◆ Work to complete
Please reproduce the data in full, exactly as it stands.

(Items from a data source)
══════

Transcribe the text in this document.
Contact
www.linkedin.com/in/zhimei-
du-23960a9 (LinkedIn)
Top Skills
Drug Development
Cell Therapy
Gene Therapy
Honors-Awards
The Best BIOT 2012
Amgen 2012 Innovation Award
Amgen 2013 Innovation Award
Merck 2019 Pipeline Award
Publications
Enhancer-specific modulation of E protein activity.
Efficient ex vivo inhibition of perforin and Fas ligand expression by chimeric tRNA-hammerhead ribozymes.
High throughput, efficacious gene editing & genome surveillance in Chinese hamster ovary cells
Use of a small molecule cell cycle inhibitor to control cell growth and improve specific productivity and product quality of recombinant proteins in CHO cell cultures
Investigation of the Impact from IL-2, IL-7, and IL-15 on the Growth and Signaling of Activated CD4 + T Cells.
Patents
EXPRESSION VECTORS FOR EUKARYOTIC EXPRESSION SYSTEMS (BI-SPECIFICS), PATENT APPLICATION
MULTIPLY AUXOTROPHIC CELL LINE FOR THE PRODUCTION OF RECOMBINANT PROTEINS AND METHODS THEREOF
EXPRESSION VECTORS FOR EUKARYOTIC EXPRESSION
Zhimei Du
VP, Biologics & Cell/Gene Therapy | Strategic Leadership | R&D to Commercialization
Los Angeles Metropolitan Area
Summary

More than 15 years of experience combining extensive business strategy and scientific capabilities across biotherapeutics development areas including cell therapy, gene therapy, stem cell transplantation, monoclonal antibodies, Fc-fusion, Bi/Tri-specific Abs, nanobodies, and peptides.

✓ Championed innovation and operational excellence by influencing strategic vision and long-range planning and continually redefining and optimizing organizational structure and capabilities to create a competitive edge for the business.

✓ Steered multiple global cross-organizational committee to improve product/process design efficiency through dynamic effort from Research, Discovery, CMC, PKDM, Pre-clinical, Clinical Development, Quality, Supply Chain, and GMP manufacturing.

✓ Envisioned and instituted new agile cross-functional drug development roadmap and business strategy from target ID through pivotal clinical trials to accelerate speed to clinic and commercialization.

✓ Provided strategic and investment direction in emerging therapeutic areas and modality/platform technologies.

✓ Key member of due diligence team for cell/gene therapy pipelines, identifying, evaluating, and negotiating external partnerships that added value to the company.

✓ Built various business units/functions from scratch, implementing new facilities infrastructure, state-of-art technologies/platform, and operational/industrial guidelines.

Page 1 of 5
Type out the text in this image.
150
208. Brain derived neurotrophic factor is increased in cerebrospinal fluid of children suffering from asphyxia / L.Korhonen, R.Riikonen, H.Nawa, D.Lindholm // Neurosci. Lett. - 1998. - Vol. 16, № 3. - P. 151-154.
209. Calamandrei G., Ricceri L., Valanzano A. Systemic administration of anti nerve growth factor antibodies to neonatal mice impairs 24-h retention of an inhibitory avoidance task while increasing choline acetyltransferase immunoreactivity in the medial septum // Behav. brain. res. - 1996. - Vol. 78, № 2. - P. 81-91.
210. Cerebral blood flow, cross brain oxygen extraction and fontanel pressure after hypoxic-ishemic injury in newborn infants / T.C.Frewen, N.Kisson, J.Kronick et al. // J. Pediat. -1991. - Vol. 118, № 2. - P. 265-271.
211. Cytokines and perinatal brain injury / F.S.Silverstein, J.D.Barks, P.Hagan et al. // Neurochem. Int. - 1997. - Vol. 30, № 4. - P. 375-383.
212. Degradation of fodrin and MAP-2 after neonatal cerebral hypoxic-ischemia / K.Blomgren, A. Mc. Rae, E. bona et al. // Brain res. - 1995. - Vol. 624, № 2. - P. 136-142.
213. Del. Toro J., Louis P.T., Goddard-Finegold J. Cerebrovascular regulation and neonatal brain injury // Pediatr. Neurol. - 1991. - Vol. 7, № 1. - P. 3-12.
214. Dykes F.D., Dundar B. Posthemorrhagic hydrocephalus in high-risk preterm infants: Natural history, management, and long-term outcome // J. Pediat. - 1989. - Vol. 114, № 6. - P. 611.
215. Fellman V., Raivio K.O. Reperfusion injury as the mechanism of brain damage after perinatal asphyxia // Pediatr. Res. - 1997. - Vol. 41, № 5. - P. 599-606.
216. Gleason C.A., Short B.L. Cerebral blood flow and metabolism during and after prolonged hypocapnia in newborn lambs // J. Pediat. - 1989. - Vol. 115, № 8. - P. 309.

══════

◆ Result
Transcribe the text in this document.
Contact
www.linkedin.com/in/zhimei-
du-23960a9 (LinkedIn)
Top Skills
Drug Development
Cell Therapy
Gene Therapy
Honors-Awards
The Best BIOT 2012
Amgen 2012 Innovation Award
Amgen 2013 Innovation Award
Merck 2019 Pipeline Award
Publications
Enhancer-specific modulation of E protein activity.
Efficient ex vivo inhibition of perforin and Fas ligand expression by chimeric tRNA-hammerhead ribozymes.
High throughput, efficacious gene editing & genome surveillance in Chinese hamster ovary cells
Use of a small molecule cell cycle inhibitor to control cell growth and improve specific productivity and product quality of recombinant proteins in CHO cell cultures
Investigation of the Impact from IL-2, IL-7, and IL-15 on the Growth and Signaling of Activated CD4 + T Cells.
Patents
EXPRESSION VECTORS FOR EUKARYOTIC EXPRESSION SYSTEMS (BI-SPECIFICS), PATENT APPLICATION
MULTIPLY AUXOTROPHIC CELL LINE FOR THE PRODUCTION OF RECOMBINANT PROTEINS AND METHODS THEREOF
EXPRESSION VECTORS FOR EUKARYOTIC EXPRESSION
Zhimei Du
VP, Biologics & Cell/Gene Therapy | Strategic Leadership | R&D to Commercialization
Los Angeles Metropolitan Area
Summary

More than 15 years of experience combining extensive business strategy and scientific capabilities across biotherapeutics development areas including cell therapy, gene therapy, stem cell transplantation, monoclonal antibodies, Fc-fusion, Bi/Tri-specific Abs, nanobodies, and peptides.

✓ Championed innovation and operational excellence by influencing strategic vision and long-range planning and continually redefining and optimizing organizational structure and capabilities to create a competitive edge for the business.

✓ Steered multiple global cross-organizational committee to improve product/process design efficiency through dynamic effort from Research, Discovery, CMC, PKDM, Pre-clinical, Clinical Development, Quality, Supply Chain, and GMP manufacturing.

✓ Envisioned and instituted new agile cross-functional drug development roadmap and business strategy from target ID through pivotal clinical trials to accelerate speed to clinic and commercialization.

✓ Provided strategic and investment direction in emerging therapeutic areas and modality/platform technologies.

✓ Key member of due diligence team for cell/gene therapy pipelines, identifying, evaluating, and negotiating external partnerships that added value to the company.

✓ Built various business units/functions from scratch, implementing new facilities infrastructure, state-of-art technologies/platform, and operational/industrial guidelines.

Page 1 of 5
Type out the text in this image.
150
208. Brain derived neurotrophic factor is increased in cerebrospinal fluid of children suffering from asphyxia / L.Korhonen, R.Riikonen, H.Nawa, D.Lindholm // Neurosci. Lett. - 1998. - Vol. 16, № 3. - P. 151-154.
209. Calamandrei G., Ricceri L., Valanzano A. Systemic administration of anti nerve growth factor antibodies to neonatal mice impairs 24-h retention of an inhibitory avoidance task while increasing choline acetyltransferase immunoreactivity in the medial septum // Behav. brain. res. - 1996. - Vol. 78, № 2. - P. 81-91.
210. Cerebral blood flow, cross brain oxygen extraction and fontanel pressure after hypoxic-ishemic injury in newborn infants / T.C.Frewen, N.Kisson, J.Kronick et al. // J. Pediat. -1991. - Vol. 118, № 2. - P. 265-271.
211. Cytokines and perinatal brain injury / F.S.Silverstein, J.D.Barks, P.Hagan et al. // Neurochem. Int. - 1997. - Vol. 30, № 4. - P. 375-383.
212. Degradation of fodrin and MAP-2 after neonatal cerebral hypoxic-ischemia / K.Blomgren, A. Mc. Rae, E. bona et al. // Brain res. - 1995. - Vol. 624, № 2. - P. 136-142.
213. Del. Toro J., Louis P.T., Goddard-Finegold J. Cerebrovascular regulation and neonatal brain injury // Pediatr. Neurol. - 1991. - Vol. 7, № 1. - P. 3-12.
214. Dykes F.D., Dundar B. Posthemorrhagic hydrocephalus in high-risk preterm infants: Natural history, management, and long-term outcome // J. Pediat. - 1989. - Vol. 114, № 6. - P. 611.
215. Fellman V., Raivio K.O. Reperfusion injury as the mechanism of brain damage after perinatal asphyxia // Pediatr. Res. - 1997. - Vol. 41, № 5. - P. 599-606.
216. Gleason C.A., Short B.L. Cerebral blood flow and metabolism during and after prolonged hypocapnia in newborn lambs // J. Pediat. - 1989. - Vol. 115, № 8. - P. 309.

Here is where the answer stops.